**Exercise brief**
Find how many lines contain the word "scroll" and state that number alone.

Stored items
----------
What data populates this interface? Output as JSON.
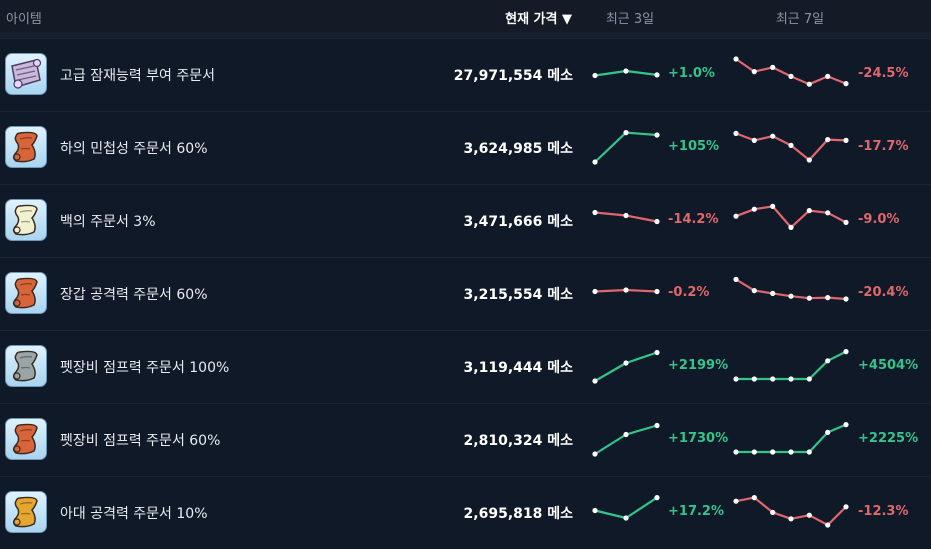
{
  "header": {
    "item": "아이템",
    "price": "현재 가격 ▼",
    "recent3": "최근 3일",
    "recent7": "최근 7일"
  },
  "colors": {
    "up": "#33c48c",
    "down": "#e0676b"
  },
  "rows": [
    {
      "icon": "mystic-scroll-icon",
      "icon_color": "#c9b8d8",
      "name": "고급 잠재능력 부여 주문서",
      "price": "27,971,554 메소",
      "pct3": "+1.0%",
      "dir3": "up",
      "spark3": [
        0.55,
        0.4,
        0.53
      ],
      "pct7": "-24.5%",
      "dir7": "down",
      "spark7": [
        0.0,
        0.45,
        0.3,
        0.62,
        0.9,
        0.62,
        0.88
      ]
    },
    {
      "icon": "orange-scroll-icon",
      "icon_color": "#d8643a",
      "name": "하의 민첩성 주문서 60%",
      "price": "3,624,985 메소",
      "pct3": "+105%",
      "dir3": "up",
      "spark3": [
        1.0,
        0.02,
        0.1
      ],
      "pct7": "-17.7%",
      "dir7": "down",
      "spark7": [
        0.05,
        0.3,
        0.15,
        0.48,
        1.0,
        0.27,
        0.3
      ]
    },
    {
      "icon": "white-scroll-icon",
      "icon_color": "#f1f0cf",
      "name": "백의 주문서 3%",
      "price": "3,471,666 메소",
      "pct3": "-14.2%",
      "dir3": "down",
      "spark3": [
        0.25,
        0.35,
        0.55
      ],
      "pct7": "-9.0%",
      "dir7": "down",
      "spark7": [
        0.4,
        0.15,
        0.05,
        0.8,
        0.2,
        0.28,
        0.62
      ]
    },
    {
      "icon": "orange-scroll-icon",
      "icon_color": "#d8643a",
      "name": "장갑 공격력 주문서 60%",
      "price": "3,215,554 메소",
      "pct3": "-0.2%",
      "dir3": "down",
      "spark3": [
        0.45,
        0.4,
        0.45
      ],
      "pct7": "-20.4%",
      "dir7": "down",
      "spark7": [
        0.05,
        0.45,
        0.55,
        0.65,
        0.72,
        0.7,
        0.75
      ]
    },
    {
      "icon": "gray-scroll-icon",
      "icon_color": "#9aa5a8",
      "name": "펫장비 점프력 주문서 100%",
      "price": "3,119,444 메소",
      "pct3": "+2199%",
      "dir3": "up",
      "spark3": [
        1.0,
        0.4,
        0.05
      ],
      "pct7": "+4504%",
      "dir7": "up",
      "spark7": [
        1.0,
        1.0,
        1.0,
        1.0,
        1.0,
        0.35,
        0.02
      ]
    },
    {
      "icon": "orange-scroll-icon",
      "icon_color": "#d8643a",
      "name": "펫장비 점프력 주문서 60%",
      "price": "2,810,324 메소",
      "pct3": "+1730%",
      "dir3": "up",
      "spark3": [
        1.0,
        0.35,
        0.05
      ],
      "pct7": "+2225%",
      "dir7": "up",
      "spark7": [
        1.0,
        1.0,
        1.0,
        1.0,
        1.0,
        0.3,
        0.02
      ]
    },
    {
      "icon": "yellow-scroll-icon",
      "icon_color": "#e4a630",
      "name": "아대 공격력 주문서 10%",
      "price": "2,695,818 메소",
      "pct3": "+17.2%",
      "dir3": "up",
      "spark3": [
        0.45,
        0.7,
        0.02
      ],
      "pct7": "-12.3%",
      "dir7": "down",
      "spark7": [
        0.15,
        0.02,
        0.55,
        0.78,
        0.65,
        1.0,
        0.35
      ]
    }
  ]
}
----------
**Answer to this task**
7